— Work instructions —
The records that follow must be repeated verbatim, every one of them.

#####

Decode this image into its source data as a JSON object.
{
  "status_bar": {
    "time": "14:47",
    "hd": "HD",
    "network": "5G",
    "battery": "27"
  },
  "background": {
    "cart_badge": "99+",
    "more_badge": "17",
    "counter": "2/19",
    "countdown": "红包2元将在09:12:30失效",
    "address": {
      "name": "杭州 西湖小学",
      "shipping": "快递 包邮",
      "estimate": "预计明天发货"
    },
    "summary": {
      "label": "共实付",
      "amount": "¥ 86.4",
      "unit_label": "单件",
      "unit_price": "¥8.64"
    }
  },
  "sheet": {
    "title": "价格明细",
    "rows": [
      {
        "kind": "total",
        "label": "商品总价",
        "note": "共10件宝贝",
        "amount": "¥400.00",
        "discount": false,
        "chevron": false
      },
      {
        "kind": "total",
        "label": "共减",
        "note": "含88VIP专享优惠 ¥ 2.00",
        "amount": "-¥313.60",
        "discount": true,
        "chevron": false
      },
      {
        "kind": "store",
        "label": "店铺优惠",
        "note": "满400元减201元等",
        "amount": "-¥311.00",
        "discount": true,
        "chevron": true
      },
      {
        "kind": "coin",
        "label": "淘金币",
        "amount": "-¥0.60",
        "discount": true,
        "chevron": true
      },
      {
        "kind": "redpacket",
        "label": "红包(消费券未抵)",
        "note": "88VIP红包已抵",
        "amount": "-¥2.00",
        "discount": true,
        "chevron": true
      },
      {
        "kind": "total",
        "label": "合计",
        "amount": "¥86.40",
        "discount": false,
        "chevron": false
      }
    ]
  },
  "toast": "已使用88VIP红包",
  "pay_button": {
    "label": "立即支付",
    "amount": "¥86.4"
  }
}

#####

— Output below —
Decode this image into its source data as a JSON object.
{
  "status_bar": {
    "time": "14:47",
    "hd": "HD",
    "network": "5G",
    "battery": "27"
  },
  "background": {
    "cart_badge": "99+",
    "more_badge": "17",
    "counter": "2/19",
    "countdown": "红包2元将在09:12:30失效",
    "address": {
      "name": "杭州 西湖小学",
      "shipping": "快递 包邮",
      "estimate": "预计明天发货"
    },
    "summary": {
      "label": "共实付",
      "amount": "¥ 86.4",
      "unit_label": "单件",
      "unit_price": "¥8.64"
    }
  },
  "sheet": {
    "title": "价格明细",
    "rows": [
      {
        "kind": "total",
        "label": "商品总价",
        "note": "共10件宝贝",
        "amount": "¥400.00",
        "discount": false,
        "chevron": false
      },
      {
        "kind": "total",
        "label": "共减",
        "note": "含88VIP专享优惠 ¥ 2.00",
        "amount": "-¥313.60",
        "discount": true,
        "chevron": false
      },
      {
        "kind": "store",
        "label": "店铺优惠",
        "note": "满400元减201元等",
        "amount": "-¥311.00",
        "discount": true,
        "chevron": true
      },
      {
        "kind": "coin",
        "label": "淘金币",
        "amount": "-¥0.60",
        "discount": true,
        "chevron": true
      },
      {
        "kind": "redpacket",
        "label": "红包(消费券未抵)",
        "note": "88VIP红包已抵",
        "amount": "-¥2.00",
        "discount": true,
        "chevron": true
      },
      {
        "kind": "total",
        "label": "合计",
        "amount": "¥86.40",
        "discount": false,
        "chevron": false
      }
    ]
  },
  "toast": "已使用88VIP红包",
  "pay_button": {
    "label": "立即支付",
    "amount": "¥86.4"
  }
}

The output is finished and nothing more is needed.